■ Record list:

::::::::

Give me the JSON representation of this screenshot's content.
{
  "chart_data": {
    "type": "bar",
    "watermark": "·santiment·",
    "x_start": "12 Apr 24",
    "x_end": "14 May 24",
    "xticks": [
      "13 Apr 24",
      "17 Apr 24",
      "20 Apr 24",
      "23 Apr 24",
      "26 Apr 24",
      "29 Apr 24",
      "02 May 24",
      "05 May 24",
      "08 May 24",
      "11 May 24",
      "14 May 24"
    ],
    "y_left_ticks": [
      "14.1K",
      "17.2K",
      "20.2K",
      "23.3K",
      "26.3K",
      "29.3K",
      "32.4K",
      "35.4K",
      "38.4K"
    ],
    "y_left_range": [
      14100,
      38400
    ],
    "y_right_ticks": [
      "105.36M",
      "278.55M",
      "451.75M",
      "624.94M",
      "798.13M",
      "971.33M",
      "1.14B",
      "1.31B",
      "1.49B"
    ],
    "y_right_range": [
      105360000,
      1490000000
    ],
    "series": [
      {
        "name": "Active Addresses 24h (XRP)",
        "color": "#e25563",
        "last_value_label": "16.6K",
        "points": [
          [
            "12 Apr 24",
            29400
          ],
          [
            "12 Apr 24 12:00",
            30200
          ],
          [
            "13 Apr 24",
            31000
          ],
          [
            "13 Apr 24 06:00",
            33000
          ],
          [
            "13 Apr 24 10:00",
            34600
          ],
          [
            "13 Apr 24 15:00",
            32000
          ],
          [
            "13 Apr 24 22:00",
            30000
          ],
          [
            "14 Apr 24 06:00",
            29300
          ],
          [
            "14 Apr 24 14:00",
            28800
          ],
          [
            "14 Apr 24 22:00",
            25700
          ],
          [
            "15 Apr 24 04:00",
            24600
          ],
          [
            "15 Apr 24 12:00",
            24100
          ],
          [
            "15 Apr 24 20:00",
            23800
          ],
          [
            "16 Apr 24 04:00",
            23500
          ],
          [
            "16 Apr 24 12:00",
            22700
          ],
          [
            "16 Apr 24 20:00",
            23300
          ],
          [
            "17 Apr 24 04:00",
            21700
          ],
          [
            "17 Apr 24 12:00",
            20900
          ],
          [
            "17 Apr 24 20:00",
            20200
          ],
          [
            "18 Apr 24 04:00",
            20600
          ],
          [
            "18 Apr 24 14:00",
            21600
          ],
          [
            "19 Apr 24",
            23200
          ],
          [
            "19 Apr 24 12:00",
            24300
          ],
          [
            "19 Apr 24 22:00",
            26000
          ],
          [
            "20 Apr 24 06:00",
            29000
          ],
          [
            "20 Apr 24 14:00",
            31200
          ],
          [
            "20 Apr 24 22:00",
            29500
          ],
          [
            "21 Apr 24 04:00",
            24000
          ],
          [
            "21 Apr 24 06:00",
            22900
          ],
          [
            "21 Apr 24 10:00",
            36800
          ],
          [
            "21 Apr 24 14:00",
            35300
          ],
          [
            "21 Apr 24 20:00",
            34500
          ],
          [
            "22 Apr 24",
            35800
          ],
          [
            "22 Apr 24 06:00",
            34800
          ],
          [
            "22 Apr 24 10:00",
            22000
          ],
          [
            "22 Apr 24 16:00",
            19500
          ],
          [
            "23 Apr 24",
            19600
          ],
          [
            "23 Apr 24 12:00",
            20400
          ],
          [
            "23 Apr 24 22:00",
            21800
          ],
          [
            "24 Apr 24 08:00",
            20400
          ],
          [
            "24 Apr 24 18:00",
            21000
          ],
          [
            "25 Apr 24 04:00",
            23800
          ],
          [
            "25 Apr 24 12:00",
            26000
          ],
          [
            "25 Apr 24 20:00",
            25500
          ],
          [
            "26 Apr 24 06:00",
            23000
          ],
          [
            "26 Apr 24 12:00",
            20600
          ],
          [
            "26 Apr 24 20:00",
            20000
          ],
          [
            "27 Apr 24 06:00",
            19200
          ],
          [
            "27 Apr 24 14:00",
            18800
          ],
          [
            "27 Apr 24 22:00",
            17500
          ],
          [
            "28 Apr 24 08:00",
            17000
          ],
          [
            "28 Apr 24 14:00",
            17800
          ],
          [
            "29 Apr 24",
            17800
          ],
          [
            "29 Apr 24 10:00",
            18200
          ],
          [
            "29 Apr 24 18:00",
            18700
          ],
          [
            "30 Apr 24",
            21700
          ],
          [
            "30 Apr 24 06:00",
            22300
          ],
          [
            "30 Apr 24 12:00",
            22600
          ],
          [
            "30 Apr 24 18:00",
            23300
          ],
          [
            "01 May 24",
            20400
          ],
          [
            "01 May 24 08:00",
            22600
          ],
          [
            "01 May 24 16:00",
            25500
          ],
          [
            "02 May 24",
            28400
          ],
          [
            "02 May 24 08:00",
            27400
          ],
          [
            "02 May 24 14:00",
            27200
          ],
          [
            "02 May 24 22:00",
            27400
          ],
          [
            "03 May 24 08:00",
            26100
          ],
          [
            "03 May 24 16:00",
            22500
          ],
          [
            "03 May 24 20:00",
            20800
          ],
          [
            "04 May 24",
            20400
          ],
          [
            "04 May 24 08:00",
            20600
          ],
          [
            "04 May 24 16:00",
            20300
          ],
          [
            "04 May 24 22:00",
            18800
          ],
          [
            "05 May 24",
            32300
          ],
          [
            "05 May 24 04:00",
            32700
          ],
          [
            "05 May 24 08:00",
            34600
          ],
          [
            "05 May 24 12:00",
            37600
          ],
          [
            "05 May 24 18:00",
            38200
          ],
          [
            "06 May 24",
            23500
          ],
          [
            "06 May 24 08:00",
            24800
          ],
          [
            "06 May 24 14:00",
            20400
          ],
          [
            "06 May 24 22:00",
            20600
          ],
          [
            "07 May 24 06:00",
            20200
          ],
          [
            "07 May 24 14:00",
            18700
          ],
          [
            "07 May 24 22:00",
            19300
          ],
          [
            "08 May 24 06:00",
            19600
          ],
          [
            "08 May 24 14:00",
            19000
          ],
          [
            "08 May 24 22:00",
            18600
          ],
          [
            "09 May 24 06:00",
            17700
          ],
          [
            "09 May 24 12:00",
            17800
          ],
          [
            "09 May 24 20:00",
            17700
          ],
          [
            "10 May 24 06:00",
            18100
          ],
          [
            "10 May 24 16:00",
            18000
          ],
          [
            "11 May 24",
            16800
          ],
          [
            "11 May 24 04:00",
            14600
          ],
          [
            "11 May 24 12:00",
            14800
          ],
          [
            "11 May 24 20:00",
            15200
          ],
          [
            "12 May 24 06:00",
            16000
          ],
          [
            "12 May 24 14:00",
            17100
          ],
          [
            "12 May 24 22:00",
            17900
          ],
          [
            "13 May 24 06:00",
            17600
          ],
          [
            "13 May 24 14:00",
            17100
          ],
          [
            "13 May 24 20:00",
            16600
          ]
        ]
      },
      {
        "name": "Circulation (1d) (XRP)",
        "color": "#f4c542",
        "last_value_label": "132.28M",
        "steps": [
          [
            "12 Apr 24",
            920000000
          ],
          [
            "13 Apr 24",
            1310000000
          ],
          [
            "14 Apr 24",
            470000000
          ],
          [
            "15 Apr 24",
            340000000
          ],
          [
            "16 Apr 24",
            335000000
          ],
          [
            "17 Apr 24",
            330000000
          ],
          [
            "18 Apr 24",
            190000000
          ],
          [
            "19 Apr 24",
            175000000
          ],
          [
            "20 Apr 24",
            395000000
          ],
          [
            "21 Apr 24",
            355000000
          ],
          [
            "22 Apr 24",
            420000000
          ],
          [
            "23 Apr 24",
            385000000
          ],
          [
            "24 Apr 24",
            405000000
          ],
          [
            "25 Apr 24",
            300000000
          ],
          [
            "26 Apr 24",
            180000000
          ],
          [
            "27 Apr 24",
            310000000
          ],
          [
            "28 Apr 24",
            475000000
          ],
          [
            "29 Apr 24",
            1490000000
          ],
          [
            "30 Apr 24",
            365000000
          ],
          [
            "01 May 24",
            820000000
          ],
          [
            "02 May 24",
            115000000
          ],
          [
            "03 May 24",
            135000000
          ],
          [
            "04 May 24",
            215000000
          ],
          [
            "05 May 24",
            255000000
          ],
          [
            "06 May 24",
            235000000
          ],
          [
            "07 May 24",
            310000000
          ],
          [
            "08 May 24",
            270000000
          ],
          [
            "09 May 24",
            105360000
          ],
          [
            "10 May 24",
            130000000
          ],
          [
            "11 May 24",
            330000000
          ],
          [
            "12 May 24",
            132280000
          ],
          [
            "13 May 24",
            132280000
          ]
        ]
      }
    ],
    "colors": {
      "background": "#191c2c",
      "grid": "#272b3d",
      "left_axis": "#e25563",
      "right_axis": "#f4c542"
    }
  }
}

::::::::

■ Written request: Return only the number of lines in the entries that contain the string "name".

■ Result for this task: 2